GOAL OF THE EXERCISE:
Show every line below that contains the word "followed", copying each one in full.

Records excerpted from a collection:
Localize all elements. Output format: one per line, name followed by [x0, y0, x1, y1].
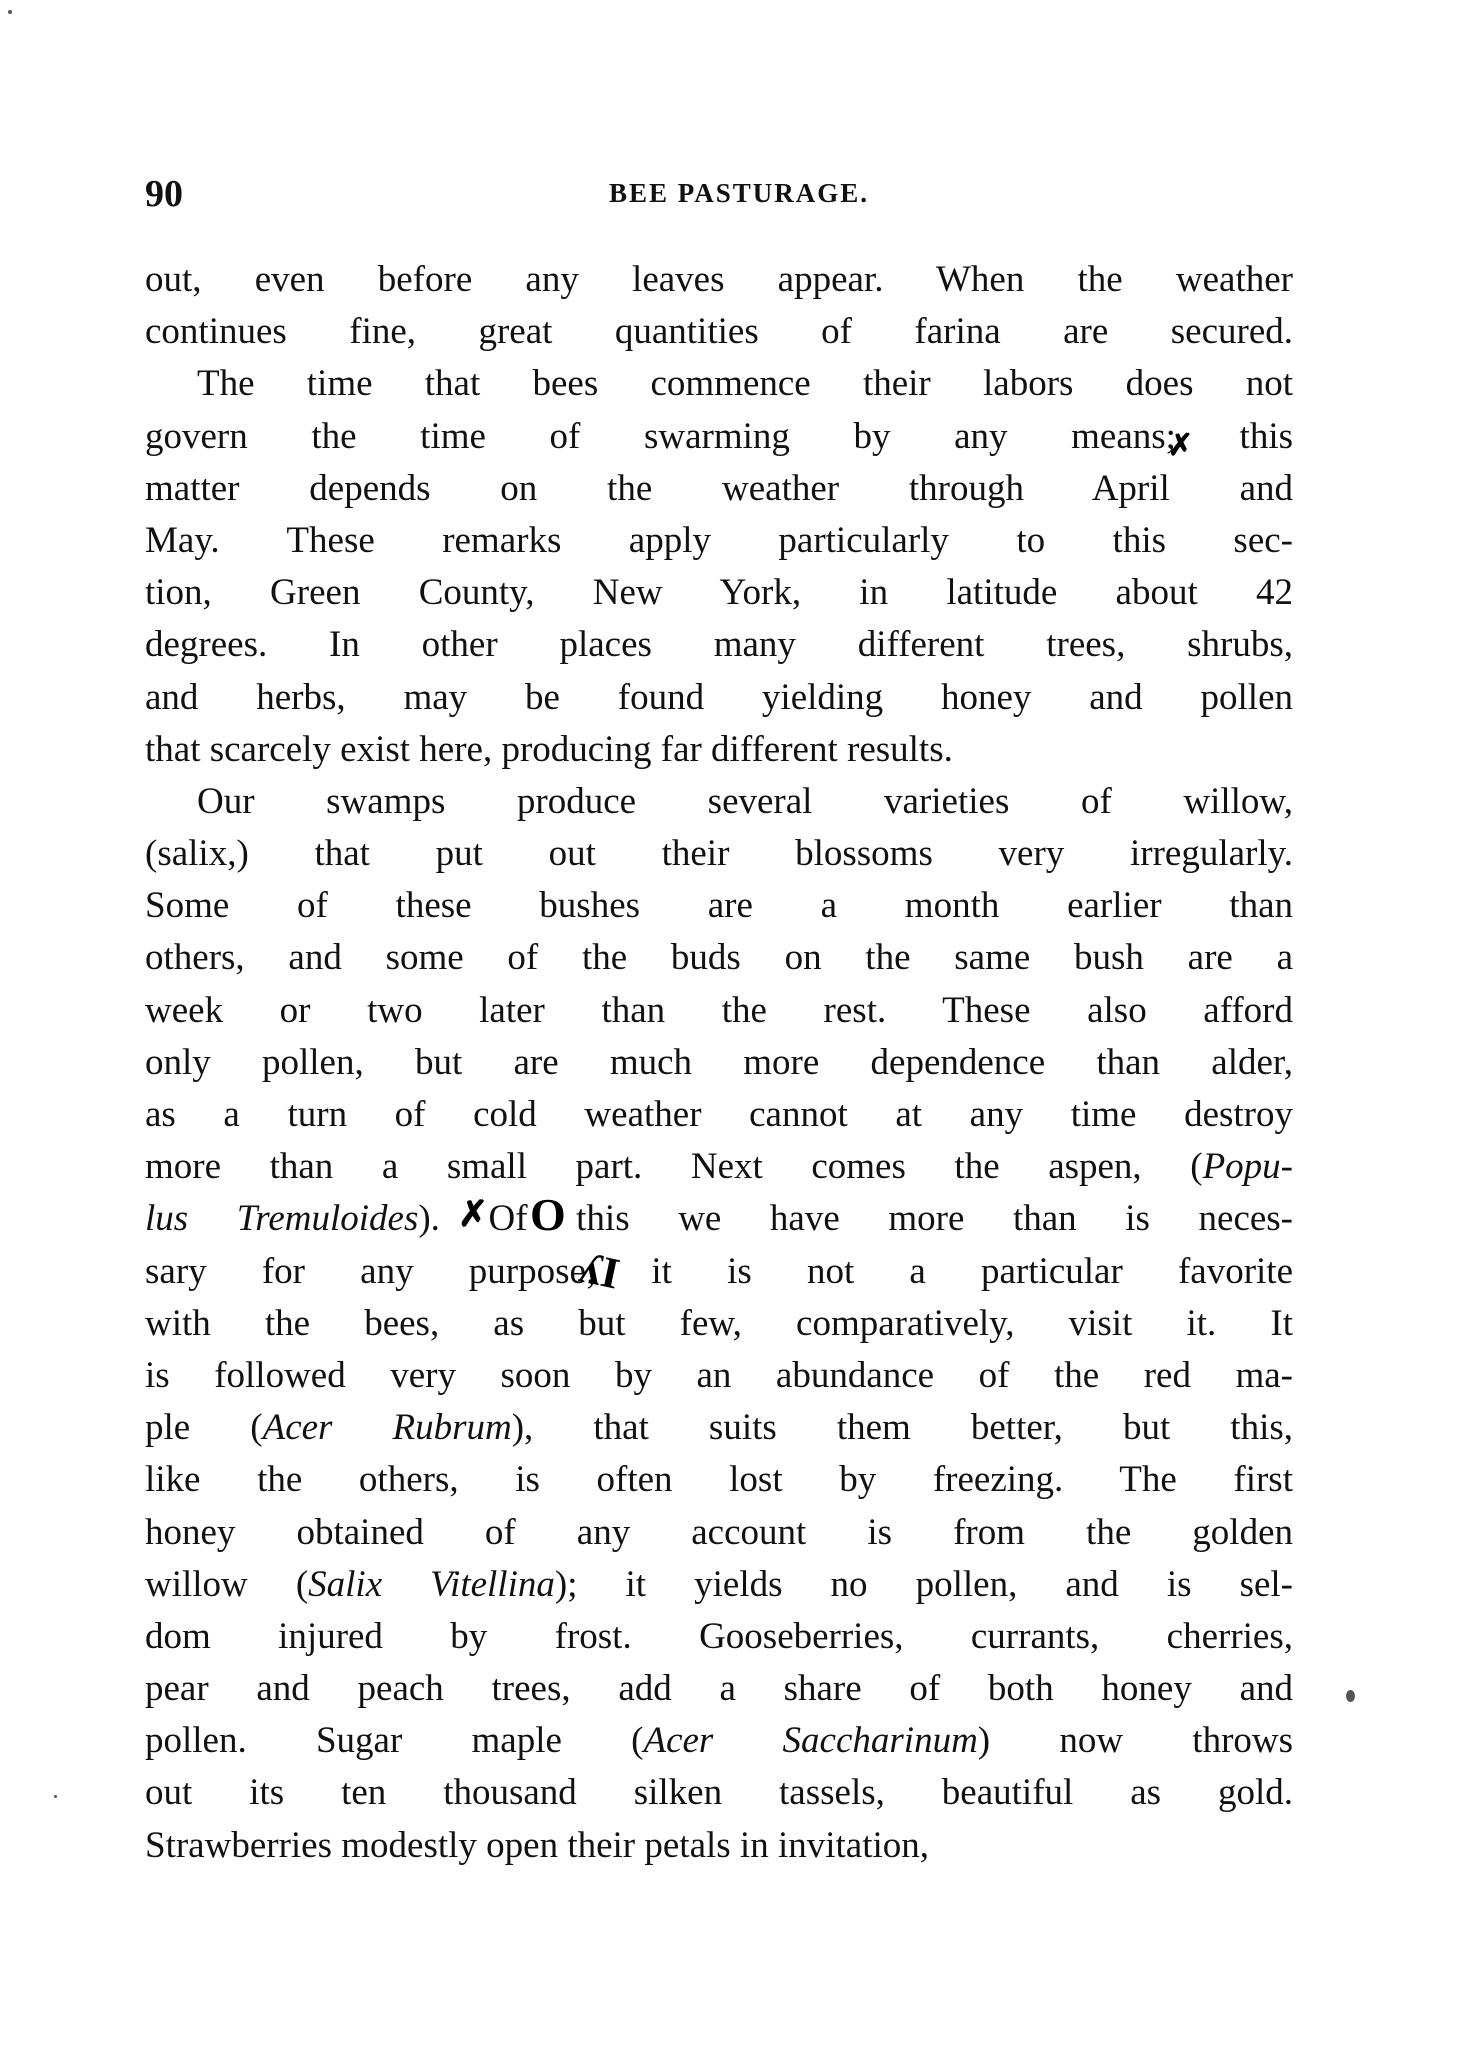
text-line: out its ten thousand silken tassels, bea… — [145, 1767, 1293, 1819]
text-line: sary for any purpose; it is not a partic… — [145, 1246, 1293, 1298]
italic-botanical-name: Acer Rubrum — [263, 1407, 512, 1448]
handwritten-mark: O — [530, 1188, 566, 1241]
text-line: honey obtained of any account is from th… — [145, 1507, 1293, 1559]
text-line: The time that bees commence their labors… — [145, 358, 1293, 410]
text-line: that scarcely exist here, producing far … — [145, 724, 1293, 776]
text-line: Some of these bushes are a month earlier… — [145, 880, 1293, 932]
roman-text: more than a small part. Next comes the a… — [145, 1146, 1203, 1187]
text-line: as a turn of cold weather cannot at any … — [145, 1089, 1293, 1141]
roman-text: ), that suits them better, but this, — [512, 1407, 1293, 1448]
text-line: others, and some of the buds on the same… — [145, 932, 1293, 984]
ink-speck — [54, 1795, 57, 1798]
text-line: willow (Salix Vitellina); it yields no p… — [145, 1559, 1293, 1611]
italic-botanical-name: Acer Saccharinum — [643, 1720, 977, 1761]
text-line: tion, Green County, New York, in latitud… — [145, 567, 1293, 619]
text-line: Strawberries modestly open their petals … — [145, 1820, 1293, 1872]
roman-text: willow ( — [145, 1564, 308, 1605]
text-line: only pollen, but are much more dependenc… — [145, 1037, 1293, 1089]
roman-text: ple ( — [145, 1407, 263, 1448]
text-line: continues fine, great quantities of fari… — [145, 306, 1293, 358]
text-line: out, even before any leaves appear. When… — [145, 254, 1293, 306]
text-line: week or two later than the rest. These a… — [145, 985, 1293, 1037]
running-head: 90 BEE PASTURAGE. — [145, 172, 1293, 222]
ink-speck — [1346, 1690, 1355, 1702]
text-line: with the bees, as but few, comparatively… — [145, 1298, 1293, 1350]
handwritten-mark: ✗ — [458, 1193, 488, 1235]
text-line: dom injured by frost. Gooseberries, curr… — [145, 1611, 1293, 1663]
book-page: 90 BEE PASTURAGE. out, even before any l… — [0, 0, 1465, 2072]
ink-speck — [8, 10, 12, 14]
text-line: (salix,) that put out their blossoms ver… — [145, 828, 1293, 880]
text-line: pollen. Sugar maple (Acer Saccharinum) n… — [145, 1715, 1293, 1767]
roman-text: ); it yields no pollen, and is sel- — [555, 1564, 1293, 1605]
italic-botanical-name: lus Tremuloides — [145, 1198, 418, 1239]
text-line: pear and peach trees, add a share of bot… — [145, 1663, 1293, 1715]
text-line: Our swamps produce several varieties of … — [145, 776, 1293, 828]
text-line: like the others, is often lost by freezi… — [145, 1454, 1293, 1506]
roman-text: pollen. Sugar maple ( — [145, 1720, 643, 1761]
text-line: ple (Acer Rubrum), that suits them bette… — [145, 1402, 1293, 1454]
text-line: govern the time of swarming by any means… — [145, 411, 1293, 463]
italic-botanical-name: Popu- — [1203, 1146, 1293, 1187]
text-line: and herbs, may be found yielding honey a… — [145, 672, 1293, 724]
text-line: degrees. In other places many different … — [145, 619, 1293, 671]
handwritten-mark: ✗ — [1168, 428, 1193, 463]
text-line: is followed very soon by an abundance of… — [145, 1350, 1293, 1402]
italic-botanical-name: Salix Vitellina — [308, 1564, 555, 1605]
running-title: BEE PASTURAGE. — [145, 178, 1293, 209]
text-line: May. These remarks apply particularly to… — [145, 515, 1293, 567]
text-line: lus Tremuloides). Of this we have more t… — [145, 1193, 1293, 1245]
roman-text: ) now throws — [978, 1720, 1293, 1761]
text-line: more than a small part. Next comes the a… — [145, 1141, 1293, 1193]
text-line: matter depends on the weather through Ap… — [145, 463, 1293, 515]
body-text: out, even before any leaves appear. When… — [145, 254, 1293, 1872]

--

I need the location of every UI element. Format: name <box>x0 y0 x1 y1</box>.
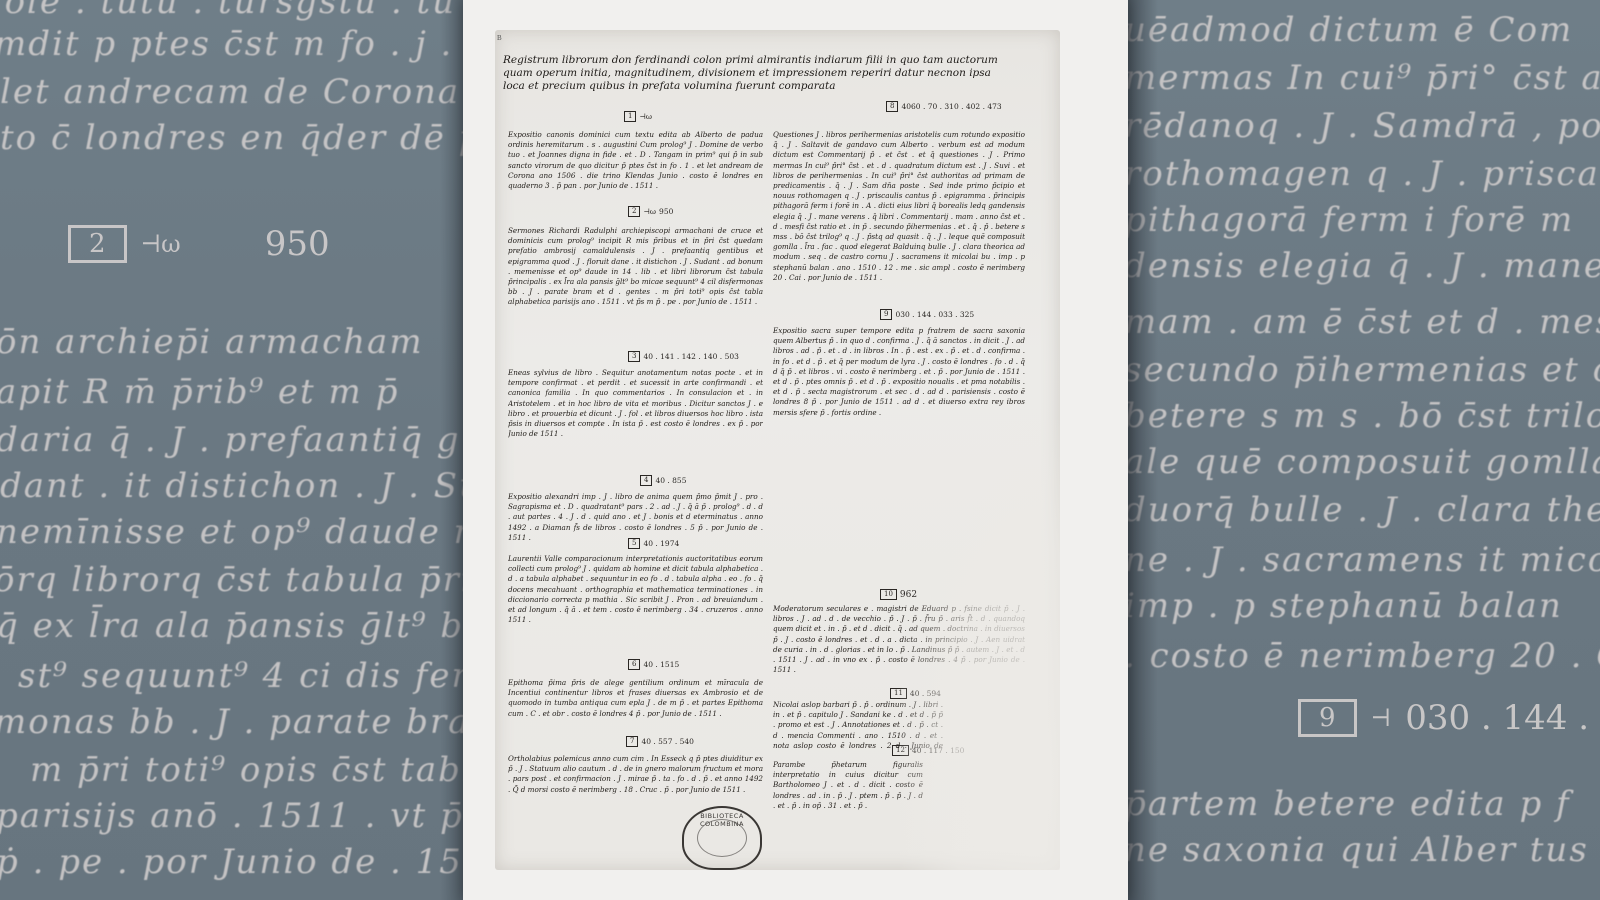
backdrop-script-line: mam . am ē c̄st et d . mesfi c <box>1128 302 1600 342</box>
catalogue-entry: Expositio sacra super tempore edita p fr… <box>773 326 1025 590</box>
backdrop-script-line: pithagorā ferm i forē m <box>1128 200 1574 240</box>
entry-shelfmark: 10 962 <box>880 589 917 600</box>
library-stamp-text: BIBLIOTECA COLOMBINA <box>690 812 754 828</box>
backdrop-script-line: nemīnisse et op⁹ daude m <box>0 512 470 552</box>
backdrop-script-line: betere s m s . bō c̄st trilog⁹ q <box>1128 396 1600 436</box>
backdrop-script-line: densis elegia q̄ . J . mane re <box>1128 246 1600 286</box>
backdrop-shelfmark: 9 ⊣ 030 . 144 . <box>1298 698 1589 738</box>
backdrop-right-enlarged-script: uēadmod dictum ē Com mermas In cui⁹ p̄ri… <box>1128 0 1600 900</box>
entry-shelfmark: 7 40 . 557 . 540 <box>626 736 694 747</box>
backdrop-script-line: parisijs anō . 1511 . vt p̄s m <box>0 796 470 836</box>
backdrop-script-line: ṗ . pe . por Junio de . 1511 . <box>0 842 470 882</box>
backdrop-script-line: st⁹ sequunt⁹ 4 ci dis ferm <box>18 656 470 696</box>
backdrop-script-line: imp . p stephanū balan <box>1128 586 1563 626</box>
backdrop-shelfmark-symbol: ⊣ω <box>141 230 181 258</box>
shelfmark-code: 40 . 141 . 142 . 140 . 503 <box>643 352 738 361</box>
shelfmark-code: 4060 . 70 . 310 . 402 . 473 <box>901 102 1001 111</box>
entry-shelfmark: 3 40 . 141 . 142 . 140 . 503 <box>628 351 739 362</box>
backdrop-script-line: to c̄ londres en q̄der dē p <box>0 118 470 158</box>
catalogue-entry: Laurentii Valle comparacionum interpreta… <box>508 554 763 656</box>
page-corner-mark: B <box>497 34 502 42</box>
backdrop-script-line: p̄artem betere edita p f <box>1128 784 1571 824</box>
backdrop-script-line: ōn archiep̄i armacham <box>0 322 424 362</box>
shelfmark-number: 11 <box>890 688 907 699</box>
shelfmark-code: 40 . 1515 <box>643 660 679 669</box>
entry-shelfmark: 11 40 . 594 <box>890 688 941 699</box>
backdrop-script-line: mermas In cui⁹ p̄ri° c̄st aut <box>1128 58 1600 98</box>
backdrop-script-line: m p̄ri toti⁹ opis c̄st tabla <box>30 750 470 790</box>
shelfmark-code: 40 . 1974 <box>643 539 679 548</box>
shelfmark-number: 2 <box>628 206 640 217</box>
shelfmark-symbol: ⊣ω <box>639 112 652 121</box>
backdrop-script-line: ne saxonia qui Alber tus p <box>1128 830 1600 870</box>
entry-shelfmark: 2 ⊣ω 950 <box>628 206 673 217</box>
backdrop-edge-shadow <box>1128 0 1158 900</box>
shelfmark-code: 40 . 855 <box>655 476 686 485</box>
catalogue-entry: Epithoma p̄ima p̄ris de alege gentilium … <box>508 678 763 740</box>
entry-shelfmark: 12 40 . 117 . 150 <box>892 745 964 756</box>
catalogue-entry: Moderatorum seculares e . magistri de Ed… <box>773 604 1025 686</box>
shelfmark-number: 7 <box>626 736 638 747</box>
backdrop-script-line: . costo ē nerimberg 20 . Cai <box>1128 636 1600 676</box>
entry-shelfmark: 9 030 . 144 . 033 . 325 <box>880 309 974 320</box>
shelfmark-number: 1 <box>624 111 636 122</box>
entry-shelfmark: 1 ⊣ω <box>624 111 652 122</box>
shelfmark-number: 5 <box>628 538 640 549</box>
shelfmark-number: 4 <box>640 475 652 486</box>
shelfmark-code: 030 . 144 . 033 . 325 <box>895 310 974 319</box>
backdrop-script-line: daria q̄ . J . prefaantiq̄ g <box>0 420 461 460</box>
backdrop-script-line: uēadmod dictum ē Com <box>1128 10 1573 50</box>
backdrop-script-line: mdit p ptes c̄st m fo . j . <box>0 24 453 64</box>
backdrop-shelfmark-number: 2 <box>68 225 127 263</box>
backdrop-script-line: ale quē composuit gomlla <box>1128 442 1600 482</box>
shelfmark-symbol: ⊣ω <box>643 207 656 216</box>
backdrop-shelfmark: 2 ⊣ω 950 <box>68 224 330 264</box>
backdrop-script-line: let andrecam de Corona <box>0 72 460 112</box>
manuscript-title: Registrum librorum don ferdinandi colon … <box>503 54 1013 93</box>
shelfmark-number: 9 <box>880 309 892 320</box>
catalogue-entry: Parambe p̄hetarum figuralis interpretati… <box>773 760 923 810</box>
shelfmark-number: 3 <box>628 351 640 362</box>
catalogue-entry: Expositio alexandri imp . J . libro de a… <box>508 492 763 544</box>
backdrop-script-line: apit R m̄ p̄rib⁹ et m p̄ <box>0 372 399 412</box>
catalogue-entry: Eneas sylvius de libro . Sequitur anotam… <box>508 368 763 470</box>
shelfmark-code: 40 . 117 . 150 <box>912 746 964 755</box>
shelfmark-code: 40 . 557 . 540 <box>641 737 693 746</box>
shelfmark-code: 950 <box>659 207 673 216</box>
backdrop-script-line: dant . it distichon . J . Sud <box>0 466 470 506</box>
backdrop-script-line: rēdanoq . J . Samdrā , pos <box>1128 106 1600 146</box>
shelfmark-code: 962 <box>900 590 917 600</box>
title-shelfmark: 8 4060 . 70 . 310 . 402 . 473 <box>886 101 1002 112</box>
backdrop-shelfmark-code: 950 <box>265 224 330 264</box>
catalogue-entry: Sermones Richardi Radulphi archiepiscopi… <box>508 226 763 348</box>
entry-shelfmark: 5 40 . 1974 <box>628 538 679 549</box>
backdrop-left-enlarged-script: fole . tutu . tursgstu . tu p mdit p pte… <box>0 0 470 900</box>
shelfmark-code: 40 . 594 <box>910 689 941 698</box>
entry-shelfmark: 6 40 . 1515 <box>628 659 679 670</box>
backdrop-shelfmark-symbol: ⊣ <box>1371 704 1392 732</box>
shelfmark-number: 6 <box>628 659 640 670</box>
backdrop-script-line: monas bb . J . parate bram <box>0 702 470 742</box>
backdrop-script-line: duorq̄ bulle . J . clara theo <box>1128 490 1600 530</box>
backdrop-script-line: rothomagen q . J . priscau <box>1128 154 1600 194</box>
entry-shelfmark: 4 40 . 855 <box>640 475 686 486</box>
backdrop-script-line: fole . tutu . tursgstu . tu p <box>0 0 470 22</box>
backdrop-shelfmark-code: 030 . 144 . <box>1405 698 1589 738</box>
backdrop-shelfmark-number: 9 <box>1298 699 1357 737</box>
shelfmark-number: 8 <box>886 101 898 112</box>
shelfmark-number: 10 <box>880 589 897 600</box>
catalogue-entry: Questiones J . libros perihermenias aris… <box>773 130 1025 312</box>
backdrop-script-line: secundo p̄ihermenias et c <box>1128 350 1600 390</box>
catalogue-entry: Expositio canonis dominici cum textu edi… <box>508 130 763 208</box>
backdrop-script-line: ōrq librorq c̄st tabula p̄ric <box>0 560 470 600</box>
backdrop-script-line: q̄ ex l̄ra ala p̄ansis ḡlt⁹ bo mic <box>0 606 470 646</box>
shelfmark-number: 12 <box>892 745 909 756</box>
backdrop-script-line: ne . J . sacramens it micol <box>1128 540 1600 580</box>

SOLUTION TO THIS TASK:
Localize all elements. Output format: one per line, name followed by [x0, y0, x1, y1].
text-line: is followed very soon by an abundance of… — [145, 1350, 1293, 1402]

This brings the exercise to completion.